> Problem to work on
Produce a verbatim copy of the entries listed below.
>> Begin Data for this exercise
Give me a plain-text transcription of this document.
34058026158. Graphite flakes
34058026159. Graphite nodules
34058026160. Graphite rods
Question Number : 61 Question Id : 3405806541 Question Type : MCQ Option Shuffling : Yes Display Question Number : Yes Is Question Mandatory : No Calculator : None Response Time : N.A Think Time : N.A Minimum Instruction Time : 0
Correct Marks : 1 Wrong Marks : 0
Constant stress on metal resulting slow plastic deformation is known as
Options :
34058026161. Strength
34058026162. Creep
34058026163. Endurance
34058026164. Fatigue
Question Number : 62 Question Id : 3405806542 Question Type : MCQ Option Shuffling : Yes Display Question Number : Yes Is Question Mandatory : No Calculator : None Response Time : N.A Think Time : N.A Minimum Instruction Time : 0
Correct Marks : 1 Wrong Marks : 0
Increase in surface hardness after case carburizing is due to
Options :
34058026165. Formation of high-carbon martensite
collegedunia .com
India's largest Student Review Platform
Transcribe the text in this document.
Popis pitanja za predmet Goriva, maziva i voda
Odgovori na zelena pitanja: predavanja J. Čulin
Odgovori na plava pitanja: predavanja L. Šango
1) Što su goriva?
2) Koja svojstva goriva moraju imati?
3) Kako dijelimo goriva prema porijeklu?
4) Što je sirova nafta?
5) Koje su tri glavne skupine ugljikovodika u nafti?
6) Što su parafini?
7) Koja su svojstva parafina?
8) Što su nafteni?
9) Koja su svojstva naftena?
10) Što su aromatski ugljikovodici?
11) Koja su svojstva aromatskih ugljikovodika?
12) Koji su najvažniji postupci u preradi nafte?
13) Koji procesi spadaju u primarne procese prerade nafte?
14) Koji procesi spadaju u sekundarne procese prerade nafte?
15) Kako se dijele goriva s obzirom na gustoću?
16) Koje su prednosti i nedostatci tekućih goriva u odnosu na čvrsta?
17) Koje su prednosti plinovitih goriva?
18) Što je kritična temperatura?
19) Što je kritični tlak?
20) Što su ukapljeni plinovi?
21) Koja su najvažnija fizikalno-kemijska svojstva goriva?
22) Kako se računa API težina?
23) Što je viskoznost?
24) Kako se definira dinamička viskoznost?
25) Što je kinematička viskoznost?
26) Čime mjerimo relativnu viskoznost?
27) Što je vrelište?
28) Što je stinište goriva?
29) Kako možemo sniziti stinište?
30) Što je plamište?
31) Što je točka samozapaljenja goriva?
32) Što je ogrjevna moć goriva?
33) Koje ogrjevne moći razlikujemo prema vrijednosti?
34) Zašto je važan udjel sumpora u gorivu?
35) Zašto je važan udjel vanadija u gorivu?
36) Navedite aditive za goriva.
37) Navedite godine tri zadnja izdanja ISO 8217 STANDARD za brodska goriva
>> End Data for this exercise
> Complete output
Give me a plain-text transcription of this document.
34058026158. Graphite flakes
34058026159. Graphite nodules
34058026160. Graphite rods
Question Number : 61 Question Id : 3405806541 Question Type : MCQ Option Shuffling : Yes Display Question Number : Yes Is Question Mandatory : No Calculator : None Response Time : N.A Think Time : N.A Minimum Instruction Time : 0
Correct Marks : 1 Wrong Marks : 0
Constant stress on metal resulting slow plastic deformation is known as
Options :
34058026161. Strength
34058026162. Creep
34058026163. Endurance
34058026164. Fatigue
Question Number : 62 Question Id : 3405806542 Question Type : MCQ Option Shuffling : Yes Display Question Number : Yes Is Question Mandatory : No Calculator : None Response Time : N.A Think Time : N.A Minimum Instruction Time : 0
Correct Marks : 1 Wrong Marks : 0
Increase in surface hardness after case carburizing is due to
Options :
34058026165. Formation of high-carbon martensite
collegedunia .com
India's largest Student Review Platform
Transcribe the text in this document.
Popis pitanja za predmet Goriva, maziva i voda
Odgovori na zelena pitanja: predavanja J. Čulin
Odgovori na plava pitanja: predavanja L. Šango
1) Što su goriva?
2) Koja svojstva goriva moraju imati?
3) Kako dijelimo goriva prema porijeklu?
4) Što je sirova nafta?
5) Koje su tri glavne skupine ugljikovodika u nafti?
6) Što su parafini?
7) Koja su svojstva parafina?
8) Što su nafteni?
9) Koja su svojstva naftena?
10) Što su aromatski ugljikovodici?
11) Koja su svojstva aromatskih ugljikovodika?
12) Koji su najvažniji postupci u preradi nafte?
13) Koji procesi spadaju u primarne procese prerade nafte?
14) Koji procesi spadaju u sekundarne procese prerade nafte?
15) Kako se dijele goriva s obzirom na gustoću?
16) Koje su prednosti i nedostatci tekućih goriva u odnosu na čvrsta?
17) Koje su prednosti plinovitih goriva?
18) Što je kritična temperatura?
19) Što je kritični tlak?
20) Što su ukapljeni plinovi?
21) Koja su najvažnija fizikalno-kemijska svojstva goriva?
22) Kako se računa API težina?
23) Što je viskoznost?
24) Kako se definira dinamička viskoznost?
25) Što je kinematička viskoznost?
26) Čime mjerimo relativnu viskoznost?
27) Što je vrelište?
28) Što je stinište goriva?
29) Kako možemo sniziti stinište?
30) Što je plamište?
31) Što je točka samozapaljenja goriva?
32) Što je ogrjevna moć goriva?
33) Koje ogrjevne moći razlikujemo prema vrijednosti?
34) Zašto je važan udjel sumpora u gorivu?
35) Zašto je važan udjel vanadija u gorivu?
36) Navedite aditive za goriva.
37) Navedite godine tri zadnja izdanja ISO 8217 STANDARD za brodska goriva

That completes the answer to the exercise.